SET EXERCISE: Write out exactly the lines running from the one that contains "Extract the structured" through the end of the material.

DATASET ROWS:

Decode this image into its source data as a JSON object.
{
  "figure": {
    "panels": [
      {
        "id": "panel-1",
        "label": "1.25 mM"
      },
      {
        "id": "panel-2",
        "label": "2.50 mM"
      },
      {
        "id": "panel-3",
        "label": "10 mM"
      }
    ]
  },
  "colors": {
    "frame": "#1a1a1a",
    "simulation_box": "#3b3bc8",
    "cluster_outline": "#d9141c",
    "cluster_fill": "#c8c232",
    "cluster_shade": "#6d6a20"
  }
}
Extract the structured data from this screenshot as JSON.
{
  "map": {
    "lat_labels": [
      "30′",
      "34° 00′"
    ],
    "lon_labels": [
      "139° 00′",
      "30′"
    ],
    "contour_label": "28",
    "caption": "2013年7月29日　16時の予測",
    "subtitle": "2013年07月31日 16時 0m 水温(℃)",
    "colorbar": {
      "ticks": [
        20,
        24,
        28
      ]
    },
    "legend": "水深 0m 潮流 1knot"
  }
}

THE COMPLETED TASK:
Extract the structured data from this screenshot as JSON.
{
  "map": {
    "lat_labels": [
      "30′",
      "34° 00′"
    ],
    "lon_labels": [
      "139° 00′",
      "30′"
    ],
    "contour_label": "28",
    "caption": "2013年7月29日　16時の予測",
    "subtitle": "2013年07月31日 16時 0m 水温(℃)",
    "colorbar": {
      "ticks": [
        20,
        24,
        28
      ]
    },
    "legend": "水深 0m 潮流 1knot"
  }
}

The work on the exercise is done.